Description of the task => Find the lines below that contain the string "Budgeting". Copy each one.
============
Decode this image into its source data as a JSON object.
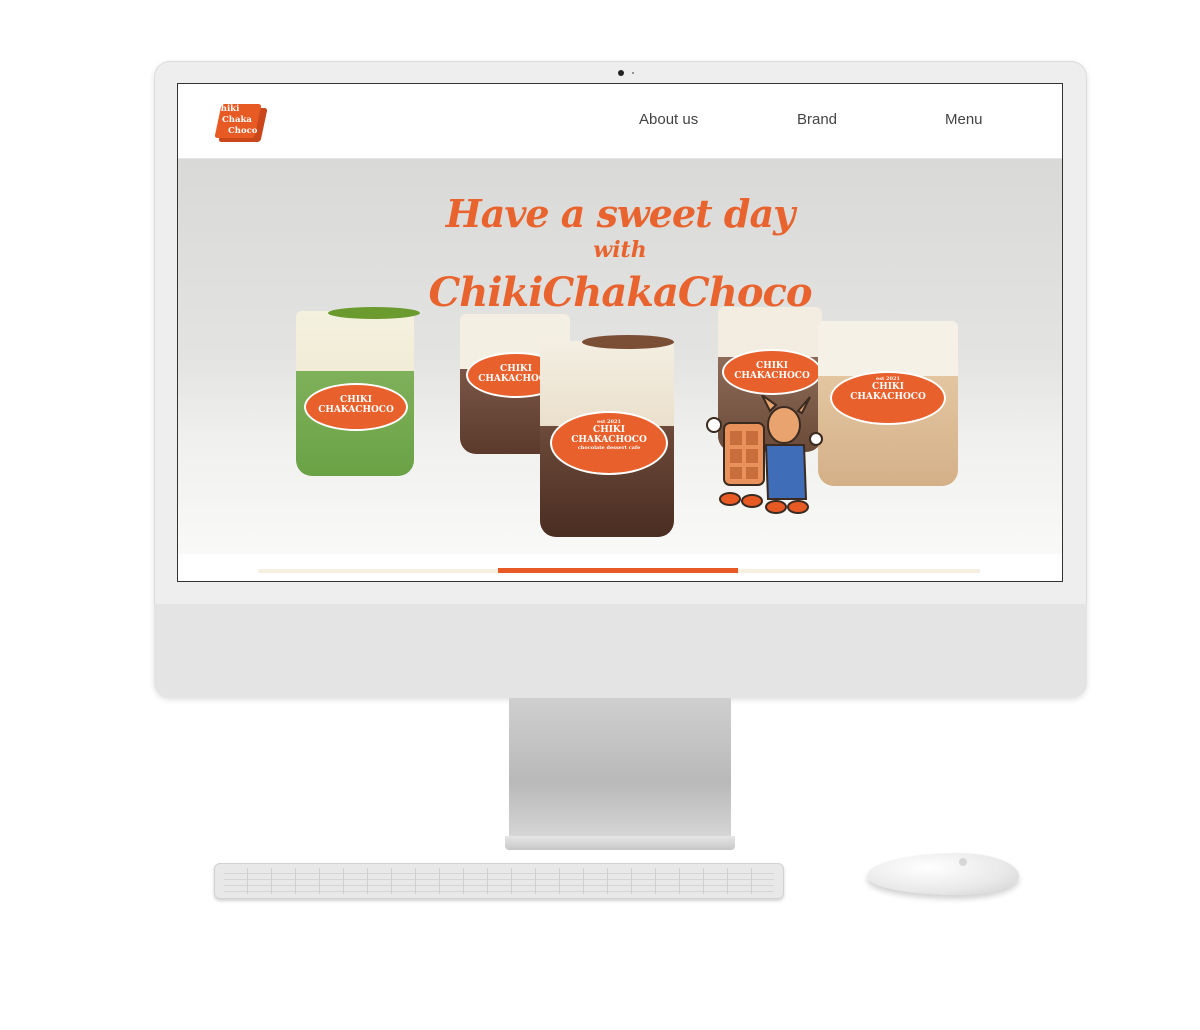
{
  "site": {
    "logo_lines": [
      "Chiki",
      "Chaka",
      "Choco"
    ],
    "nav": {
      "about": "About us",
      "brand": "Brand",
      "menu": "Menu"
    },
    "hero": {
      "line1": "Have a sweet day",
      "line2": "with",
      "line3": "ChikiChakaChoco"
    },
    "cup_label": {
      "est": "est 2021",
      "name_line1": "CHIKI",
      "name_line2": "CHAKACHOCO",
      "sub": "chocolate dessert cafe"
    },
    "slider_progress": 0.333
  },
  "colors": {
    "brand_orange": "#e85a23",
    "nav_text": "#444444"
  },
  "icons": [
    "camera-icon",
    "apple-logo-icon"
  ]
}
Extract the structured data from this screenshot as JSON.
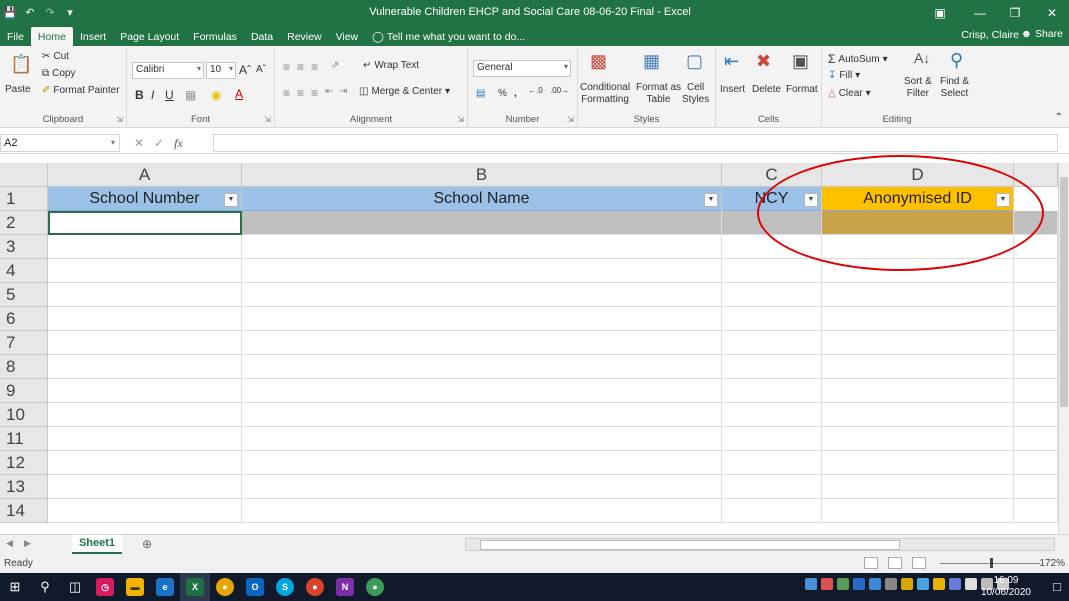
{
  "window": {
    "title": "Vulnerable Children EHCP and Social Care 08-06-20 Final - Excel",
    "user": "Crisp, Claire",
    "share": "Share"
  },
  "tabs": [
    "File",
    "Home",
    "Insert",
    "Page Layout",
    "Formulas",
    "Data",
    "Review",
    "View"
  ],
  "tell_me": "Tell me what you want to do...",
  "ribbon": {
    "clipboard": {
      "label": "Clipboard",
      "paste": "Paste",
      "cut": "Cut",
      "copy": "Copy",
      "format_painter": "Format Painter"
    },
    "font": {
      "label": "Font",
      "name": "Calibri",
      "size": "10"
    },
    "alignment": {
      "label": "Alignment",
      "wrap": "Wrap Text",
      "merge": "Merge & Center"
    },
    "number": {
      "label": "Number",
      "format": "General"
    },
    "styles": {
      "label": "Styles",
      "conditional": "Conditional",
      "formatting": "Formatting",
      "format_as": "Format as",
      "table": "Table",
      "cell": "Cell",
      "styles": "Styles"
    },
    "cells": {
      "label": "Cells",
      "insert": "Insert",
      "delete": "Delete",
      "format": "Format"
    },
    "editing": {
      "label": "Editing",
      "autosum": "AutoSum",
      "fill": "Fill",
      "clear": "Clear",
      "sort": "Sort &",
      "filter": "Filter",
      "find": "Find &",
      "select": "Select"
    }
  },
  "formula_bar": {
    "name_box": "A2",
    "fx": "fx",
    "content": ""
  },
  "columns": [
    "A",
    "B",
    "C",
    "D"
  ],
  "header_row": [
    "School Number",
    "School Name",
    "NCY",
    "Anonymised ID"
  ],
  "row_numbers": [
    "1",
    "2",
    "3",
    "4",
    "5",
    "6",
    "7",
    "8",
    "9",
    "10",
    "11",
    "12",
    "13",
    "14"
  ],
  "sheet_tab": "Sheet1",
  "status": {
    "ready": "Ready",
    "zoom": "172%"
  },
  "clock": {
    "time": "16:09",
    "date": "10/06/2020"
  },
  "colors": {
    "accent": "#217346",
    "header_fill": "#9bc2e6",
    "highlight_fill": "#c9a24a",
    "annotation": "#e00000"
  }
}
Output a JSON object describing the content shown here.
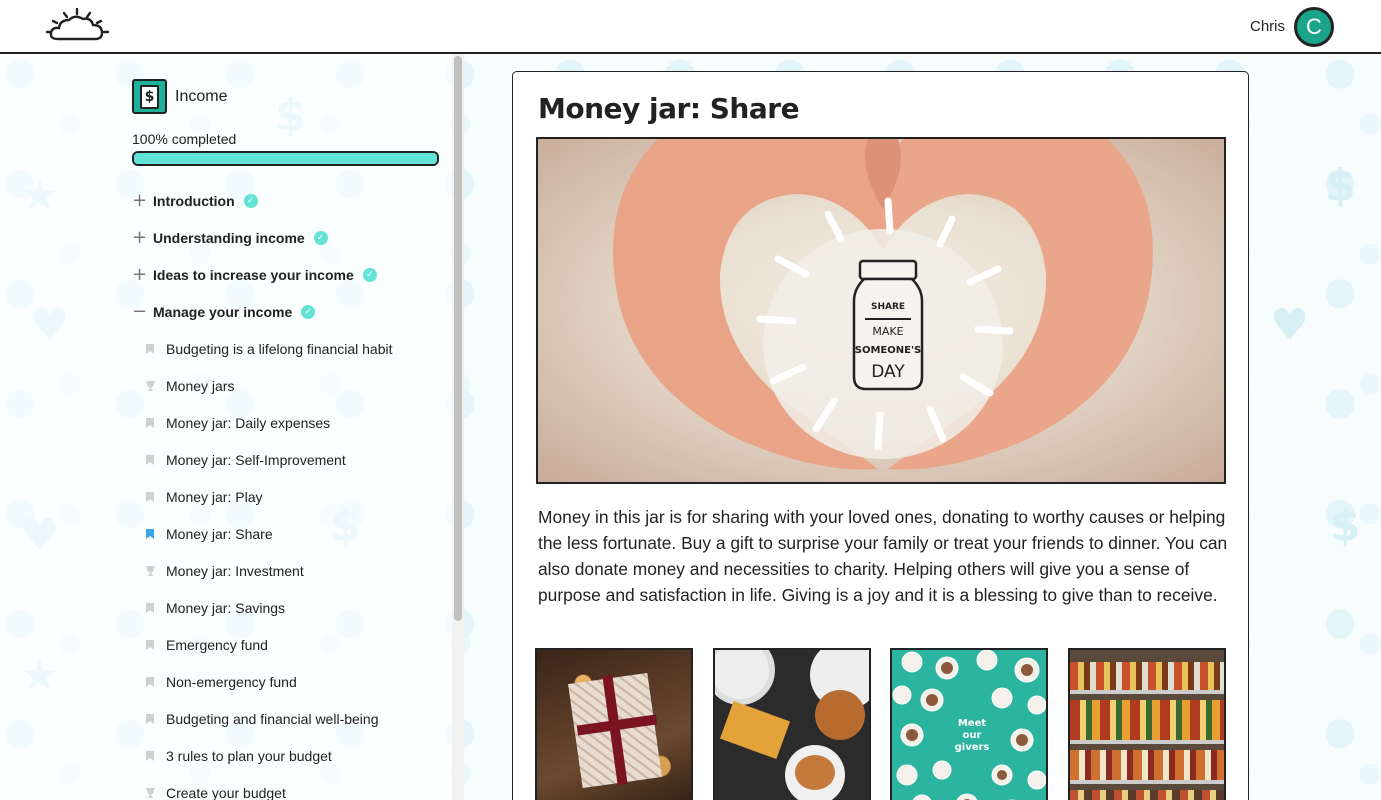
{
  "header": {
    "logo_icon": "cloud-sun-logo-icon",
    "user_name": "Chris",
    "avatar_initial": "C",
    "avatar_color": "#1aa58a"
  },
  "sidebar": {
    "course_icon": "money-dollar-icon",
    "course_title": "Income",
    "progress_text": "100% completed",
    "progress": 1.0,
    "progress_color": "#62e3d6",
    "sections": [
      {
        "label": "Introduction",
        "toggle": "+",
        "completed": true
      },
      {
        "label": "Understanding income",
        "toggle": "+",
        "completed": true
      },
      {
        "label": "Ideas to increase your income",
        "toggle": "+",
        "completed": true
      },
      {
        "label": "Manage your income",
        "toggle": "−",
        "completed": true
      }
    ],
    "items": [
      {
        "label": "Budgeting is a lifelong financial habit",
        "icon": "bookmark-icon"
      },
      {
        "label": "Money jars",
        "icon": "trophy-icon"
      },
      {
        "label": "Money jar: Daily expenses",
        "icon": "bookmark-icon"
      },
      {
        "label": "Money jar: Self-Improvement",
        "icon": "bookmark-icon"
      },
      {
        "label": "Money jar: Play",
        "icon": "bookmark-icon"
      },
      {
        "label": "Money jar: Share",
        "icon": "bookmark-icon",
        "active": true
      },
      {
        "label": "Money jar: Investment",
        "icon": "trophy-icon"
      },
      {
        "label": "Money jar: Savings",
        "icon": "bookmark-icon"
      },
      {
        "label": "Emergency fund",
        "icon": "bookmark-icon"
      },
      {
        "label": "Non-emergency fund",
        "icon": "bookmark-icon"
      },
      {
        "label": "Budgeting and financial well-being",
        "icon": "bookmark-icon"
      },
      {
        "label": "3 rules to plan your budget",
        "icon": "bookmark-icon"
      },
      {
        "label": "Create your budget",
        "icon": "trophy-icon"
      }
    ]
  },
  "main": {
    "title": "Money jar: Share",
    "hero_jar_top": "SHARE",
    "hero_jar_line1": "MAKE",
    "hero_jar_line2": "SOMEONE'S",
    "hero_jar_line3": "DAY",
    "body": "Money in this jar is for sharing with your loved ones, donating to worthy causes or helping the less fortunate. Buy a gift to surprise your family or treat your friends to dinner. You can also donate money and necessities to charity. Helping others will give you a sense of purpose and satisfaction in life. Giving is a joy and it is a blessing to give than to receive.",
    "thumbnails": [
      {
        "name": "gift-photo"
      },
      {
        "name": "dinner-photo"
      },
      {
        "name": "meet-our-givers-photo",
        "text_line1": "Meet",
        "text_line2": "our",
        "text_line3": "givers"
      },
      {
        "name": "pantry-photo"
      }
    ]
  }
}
============
Correct response =>
        "label": "Budgeting is a lifelong financial habit",
        "label": "Budgeting and financial well-being",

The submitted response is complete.